_What you will do_. Quote every line of the data below as it stands, omitting pictures.

[Dataset records on visual material]
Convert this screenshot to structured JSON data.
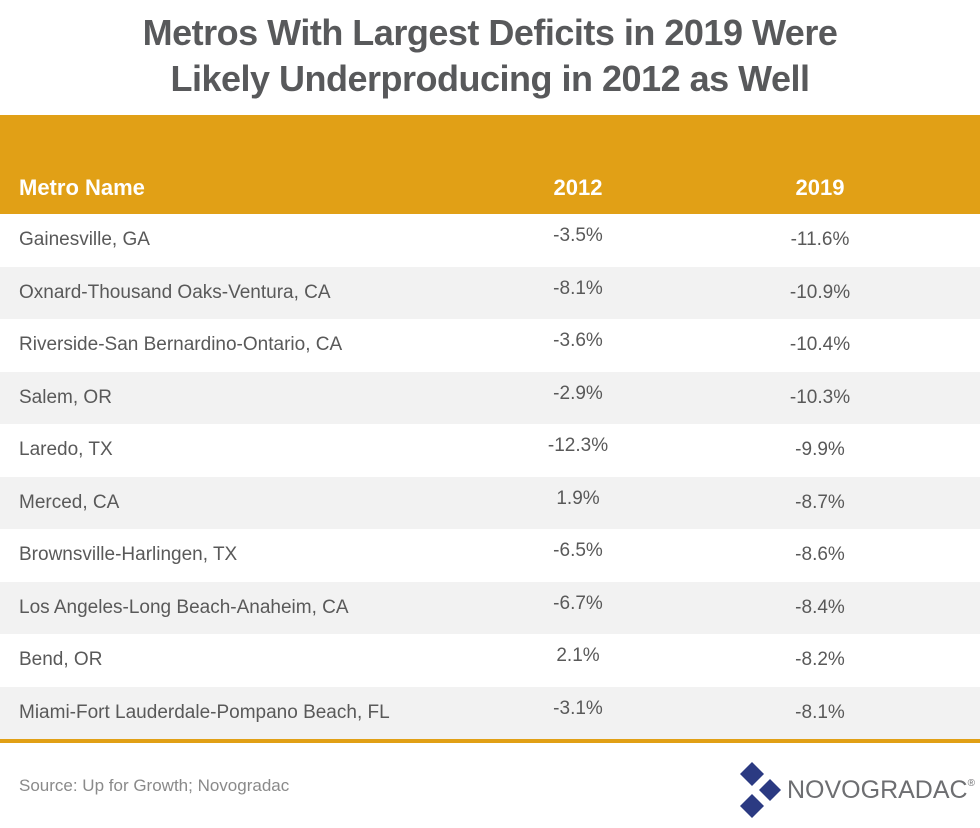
{
  "title": {
    "line1": "Metros With Largest Deficits in 2019 Were",
    "line2": "Likely Underproducing in 2012 as Well"
  },
  "colors": {
    "header_bg": "#E1A016",
    "header_text": "#FFFFFF",
    "row_alt_bg": "#F2F2F2",
    "logo_blue": "#2B3A82"
  },
  "table": {
    "columns": [
      "Metro Name",
      "2012",
      "2019"
    ],
    "rows": [
      {
        "metro": "Gainesville, GA",
        "y2012": "-3.5%",
        "y2019": "-11.6%"
      },
      {
        "metro": "Oxnard-Thousand Oaks-Ventura, CA",
        "y2012": "-8.1%",
        "y2019": "-10.9%"
      },
      {
        "metro": "Riverside-San Bernardino-Ontario, CA",
        "y2012": "-3.6%",
        "y2019": "-10.4%"
      },
      {
        "metro": "Salem, OR",
        "y2012": "-2.9%",
        "y2019": "-10.3%"
      },
      {
        "metro": "Laredo, TX",
        "y2012": "-12.3%",
        "y2019": "-9.9%"
      },
      {
        "metro": "Merced, CA",
        "y2012": "1.9%",
        "y2019": "-8.7%"
      },
      {
        "metro": "Brownsville-Harlingen, TX",
        "y2012": "-6.5%",
        "y2019": "-8.6%"
      },
      {
        "metro": "Los Angeles-Long Beach-Anaheim, CA",
        "y2012": "-6.7%",
        "y2019": "-8.4%"
      },
      {
        "metro": "Bend, OR",
        "y2012": "2.1%",
        "y2019": "-8.2%"
      },
      {
        "metro": "Miami-Fort Lauderdale-Pompano Beach, FL",
        "y2012": "-3.1%",
        "y2019": "-8.1%"
      }
    ]
  },
  "footer": {
    "source": "Source: Up for Growth; Novogradac",
    "logo_text": "NOVOGRADAC",
    "logo_mark": "®",
    "logo_icon": "diamond-logo-icon"
  }
}
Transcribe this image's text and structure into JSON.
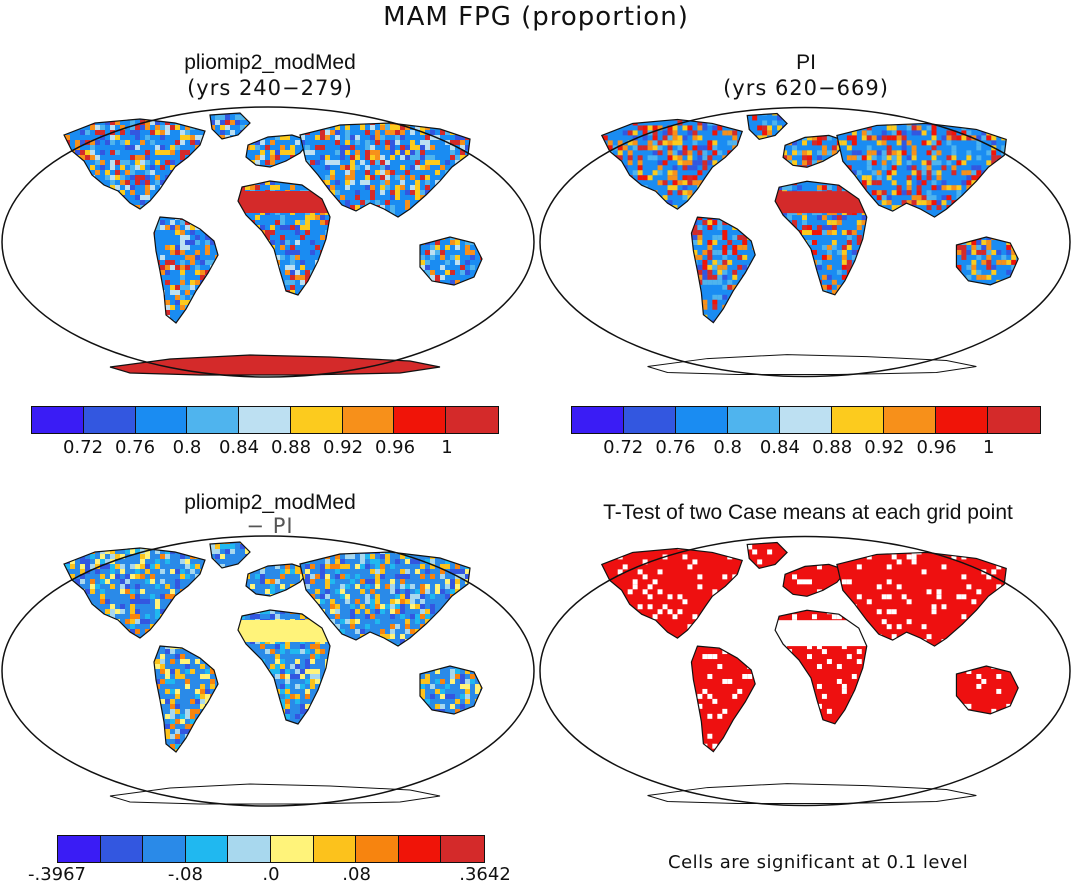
{
  "figure": {
    "title": "MAM FPG (proportion)",
    "footnote": "Cells are significant at 0.1 level"
  },
  "panels": [
    {
      "id": "model",
      "title": "pliomip2_modMed",
      "subtitle": "(yrs 240−279)",
      "colorbar": {
        "colors": [
          "#3a1cf5",
          "#3357e0",
          "#1a8cf2",
          "#4fb4ee",
          "#bde0f2",
          "#fccb1e",
          "#f7901a",
          "#f01408",
          "#d42a2a"
        ],
        "labels": [
          "0.72",
          "0.76",
          "0.8",
          "0.84",
          "0.88",
          "0.92",
          "0.96",
          "1"
        ]
      }
    },
    {
      "id": "pi",
      "title": "PI",
      "subtitle": "(yrs 620−669)",
      "colorbar": {
        "colors": [
          "#3a1cf5",
          "#3357e0",
          "#1a8cf2",
          "#4fb4ee",
          "#bde0f2",
          "#fccb1e",
          "#f7901a",
          "#f01408",
          "#d42a2a"
        ],
        "labels": [
          "0.72",
          "0.76",
          "0.8",
          "0.84",
          "0.88",
          "0.92",
          "0.96",
          "1"
        ]
      }
    },
    {
      "id": "diff",
      "title": "pliomip2_modMed",
      "subtitle": "− PI",
      "colorbar": {
        "colors": [
          "#3a1cf5",
          "#3357e0",
          "#2a8ae8",
          "#20b8f0",
          "#a8d8ee",
          "#fff37a",
          "#fcc21c",
          "#f7840f",
          "#f01408",
          "#d42a2a"
        ],
        "labels": [
          "-.3967",
          "-.08",
          ".0",
          ".08",
          ".3642"
        ]
      }
    },
    {
      "id": "ttest",
      "title": "T-Test of two Case means at each grid point",
      "significance_color": "#ee1010"
    }
  ]
}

_Answer for the task_.
Convert this screenshot to structured JSON data.
{
  "title": {
    "line1": "Metros With Largest Deficits in 2019 Were",
    "line2": "Likely Underproducing in 2012 as Well"
  },
  "colors": {
    "header_bg": "#E1A016",
    "header_text": "#FFFFFF",
    "row_alt_bg": "#F2F2F2",
    "logo_blue": "#2B3A82"
  },
  "table": {
    "columns": [
      "Metro Name",
      "2012",
      "2019"
    ],
    "rows": [
      {
        "metro": "Gainesville, GA",
        "y2012": "-3.5%",
        "y2019": "-11.6%"
      },
      {
        "metro": "Oxnard-Thousand Oaks-Ventura, CA",
        "y2012": "-8.1%",
        "y2019": "-10.9%"
      },
      {
        "metro": "Riverside-San Bernardino-Ontario, CA",
        "y2012": "-3.6%",
        "y2019": "-10.4%"
      },
      {
        "metro": "Salem, OR",
        "y2012": "-2.9%",
        "y2019": "-10.3%"
      },
      {
        "metro": "Laredo, TX",
        "y2012": "-12.3%",
        "y2019": "-9.9%"
      },
      {
        "metro": "Merced, CA",
        "y2012": "1.9%",
        "y2019": "-8.7%"
      },
      {
        "metro": "Brownsville-Harlingen, TX",
        "y2012": "-6.5%",
        "y2019": "-8.6%"
      },
      {
        "metro": "Los Angeles-Long Beach-Anaheim, CA",
        "y2012": "-6.7%",
        "y2019": "-8.4%"
      },
      {
        "metro": "Bend, OR",
        "y2012": "2.1%",
        "y2019": "-8.2%"
      },
      {
        "metro": "Miami-Fort Lauderdale-Pompano Beach, FL",
        "y2012": "-3.1%",
        "y2019": "-8.1%"
      }
    ]
  },
  "footer": {
    "source": "Source: Up for Growth; Novogradac",
    "logo_text": "NOVOGRADAC",
    "logo_mark": "®",
    "logo_icon": "diamond-logo-icon"
  }
}
Transcribe this image's text and structure into JSON.
{
  "figure": {
    "title": "MAM FPG (proportion)",
    "footnote": "Cells are significant at 0.1 level"
  },
  "panels": [
    {
      "id": "model",
      "title": "pliomip2_modMed",
      "subtitle": "(yrs 240−279)",
      "colorbar": {
        "colors": [
          "#3a1cf5",
          "#3357e0",
          "#1a8cf2",
          "#4fb4ee",
          "#bde0f2",
          "#fccb1e",
          "#f7901a",
          "#f01408",
          "#d42a2a"
        ],
        "labels": [
          "0.72",
          "0.76",
          "0.8",
          "0.84",
          "0.88",
          "0.92",
          "0.96",
          "1"
        ]
      }
    },
    {
      "id": "pi",
      "title": "PI",
      "subtitle": "(yrs 620−669)",
      "colorbar": {
        "colors": [
          "#3a1cf5",
          "#3357e0",
          "#1a8cf2",
          "#4fb4ee",
          "#bde0f2",
          "#fccb1e",
          "#f7901a",
          "#f01408",
          "#d42a2a"
        ],
        "labels": [
          "0.72",
          "0.76",
          "0.8",
          "0.84",
          "0.88",
          "0.92",
          "0.96",
          "1"
        ]
      }
    },
    {
      "id": "diff",
      "title": "pliomip2_modMed",
      "subtitle": "− PI",
      "colorbar": {
        "colors": [
          "#3a1cf5",
          "#3357e0",
          "#2a8ae8",
          "#20b8f0",
          "#a8d8ee",
          "#fff37a",
          "#fcc21c",
          "#f7840f",
          "#f01408",
          "#d42a2a"
        ],
        "labels": [
          "-.3967",
          "-.08",
          ".0",
          ".08",
          ".3642"
        ]
      }
    },
    {
      "id": "ttest",
      "title": "T-Test of two Case means at each grid point",
      "significance_color": "#ee1010"
    }
  ]
}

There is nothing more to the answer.